### Short problem
Below are the records. List every line holding the word "xlabel".
[start of Material provided]
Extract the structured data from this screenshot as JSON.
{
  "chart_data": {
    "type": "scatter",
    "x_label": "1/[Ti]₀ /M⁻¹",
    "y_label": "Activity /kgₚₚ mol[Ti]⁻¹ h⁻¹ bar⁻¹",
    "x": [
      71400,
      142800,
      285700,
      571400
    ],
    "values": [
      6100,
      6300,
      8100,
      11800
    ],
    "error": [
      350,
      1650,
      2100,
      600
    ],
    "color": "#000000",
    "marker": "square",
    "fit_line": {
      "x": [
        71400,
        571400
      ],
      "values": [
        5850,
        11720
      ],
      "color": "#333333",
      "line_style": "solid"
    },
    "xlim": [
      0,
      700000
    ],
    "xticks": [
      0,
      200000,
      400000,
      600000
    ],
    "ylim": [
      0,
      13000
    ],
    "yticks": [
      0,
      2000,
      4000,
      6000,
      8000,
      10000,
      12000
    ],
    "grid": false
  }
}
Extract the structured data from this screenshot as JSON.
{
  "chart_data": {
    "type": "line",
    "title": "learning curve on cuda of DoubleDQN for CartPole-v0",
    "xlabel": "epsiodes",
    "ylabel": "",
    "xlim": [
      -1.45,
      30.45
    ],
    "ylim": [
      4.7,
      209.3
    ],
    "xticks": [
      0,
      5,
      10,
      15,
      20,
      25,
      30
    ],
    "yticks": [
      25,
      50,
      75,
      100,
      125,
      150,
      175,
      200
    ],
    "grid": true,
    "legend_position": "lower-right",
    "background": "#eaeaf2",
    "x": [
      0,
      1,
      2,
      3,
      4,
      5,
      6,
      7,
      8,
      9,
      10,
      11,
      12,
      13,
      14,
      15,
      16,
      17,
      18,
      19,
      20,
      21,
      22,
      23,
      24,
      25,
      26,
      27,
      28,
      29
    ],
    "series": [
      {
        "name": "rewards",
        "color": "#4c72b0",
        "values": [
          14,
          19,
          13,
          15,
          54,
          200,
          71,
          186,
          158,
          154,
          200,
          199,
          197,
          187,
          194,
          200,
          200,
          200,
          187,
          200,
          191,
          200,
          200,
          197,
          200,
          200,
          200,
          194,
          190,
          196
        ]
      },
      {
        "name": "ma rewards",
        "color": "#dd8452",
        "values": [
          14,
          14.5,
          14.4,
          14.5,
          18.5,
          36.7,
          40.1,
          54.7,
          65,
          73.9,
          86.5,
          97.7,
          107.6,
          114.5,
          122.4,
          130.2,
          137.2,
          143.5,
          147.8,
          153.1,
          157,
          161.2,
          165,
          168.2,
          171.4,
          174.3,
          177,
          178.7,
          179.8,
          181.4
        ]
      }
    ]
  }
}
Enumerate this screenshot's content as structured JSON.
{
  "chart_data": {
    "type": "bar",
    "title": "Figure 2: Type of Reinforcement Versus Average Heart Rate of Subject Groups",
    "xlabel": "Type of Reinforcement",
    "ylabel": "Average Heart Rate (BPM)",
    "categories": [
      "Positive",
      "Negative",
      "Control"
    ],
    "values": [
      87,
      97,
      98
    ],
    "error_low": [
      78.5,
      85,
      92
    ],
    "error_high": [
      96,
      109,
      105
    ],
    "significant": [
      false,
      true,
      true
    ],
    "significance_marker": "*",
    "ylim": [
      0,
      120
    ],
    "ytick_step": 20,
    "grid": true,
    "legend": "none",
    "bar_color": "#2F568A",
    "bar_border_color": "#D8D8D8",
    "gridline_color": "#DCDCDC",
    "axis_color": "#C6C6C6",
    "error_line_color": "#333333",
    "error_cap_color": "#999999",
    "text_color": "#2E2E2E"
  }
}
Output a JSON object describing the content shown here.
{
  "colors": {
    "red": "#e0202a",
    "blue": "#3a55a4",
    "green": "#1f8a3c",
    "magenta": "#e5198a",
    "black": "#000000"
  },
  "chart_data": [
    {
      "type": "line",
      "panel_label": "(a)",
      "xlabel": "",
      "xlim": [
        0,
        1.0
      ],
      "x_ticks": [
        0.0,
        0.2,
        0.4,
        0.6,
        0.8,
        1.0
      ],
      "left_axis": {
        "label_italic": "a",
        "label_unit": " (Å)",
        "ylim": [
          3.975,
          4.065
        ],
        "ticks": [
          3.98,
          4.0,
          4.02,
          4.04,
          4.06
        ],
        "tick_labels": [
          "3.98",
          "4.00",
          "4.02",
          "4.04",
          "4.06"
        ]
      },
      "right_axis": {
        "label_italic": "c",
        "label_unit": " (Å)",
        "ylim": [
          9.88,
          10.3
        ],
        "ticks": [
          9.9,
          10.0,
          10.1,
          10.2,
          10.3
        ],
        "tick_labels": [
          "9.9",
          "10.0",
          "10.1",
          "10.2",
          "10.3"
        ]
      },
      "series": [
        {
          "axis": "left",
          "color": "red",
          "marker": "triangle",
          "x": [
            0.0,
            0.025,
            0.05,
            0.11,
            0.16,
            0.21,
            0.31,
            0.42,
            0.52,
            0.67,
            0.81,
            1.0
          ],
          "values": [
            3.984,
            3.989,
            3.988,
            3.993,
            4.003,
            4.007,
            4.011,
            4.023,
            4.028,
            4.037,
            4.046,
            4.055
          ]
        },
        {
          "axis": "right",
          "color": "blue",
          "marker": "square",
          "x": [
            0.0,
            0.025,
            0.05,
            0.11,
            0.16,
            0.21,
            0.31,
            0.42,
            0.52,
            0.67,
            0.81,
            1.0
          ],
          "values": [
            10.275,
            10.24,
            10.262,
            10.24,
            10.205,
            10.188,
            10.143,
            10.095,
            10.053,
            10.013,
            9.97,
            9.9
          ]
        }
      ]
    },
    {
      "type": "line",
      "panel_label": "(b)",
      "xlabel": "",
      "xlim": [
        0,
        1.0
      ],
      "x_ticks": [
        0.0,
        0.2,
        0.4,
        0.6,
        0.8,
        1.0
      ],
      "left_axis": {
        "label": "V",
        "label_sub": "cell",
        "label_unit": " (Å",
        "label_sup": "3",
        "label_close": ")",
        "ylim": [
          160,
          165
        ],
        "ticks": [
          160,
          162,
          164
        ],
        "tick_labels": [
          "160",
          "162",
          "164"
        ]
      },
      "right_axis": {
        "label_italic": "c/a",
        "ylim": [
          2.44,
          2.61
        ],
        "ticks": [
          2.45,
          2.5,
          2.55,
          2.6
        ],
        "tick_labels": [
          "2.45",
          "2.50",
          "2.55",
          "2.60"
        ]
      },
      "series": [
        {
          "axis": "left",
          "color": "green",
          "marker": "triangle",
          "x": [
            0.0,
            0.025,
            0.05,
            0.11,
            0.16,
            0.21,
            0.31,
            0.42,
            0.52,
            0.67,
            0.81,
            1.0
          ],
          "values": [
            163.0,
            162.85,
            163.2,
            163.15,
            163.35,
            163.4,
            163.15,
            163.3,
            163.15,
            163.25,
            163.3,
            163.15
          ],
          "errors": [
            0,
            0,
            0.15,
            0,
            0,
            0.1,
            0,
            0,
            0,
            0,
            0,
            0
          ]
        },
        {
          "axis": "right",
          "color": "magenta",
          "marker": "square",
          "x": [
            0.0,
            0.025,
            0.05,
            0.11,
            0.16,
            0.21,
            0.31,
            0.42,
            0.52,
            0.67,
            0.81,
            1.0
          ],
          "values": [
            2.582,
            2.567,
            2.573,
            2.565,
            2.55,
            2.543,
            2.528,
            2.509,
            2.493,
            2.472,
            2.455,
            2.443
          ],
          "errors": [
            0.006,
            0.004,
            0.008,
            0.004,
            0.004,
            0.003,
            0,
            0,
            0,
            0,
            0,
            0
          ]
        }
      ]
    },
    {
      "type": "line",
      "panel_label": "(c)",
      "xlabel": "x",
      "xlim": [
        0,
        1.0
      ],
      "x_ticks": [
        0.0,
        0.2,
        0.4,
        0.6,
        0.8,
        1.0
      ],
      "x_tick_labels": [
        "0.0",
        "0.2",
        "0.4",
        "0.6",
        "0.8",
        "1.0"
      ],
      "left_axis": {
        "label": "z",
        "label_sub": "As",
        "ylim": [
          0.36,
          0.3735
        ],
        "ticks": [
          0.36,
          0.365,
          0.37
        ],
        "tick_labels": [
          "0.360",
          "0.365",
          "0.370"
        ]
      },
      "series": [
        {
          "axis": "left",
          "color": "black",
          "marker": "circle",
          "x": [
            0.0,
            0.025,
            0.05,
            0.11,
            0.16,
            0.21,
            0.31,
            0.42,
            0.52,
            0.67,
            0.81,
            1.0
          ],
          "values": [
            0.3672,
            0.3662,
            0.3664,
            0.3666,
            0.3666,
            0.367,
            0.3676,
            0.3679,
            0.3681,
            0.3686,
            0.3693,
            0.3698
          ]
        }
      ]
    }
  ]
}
[end of Material provided]
### Written answer
    "xlabel": "epsiodes",
    "xlabel": "Type of Reinforcement",
      "xlabel": "",
      "xlabel": "",
      "xlabel": "x",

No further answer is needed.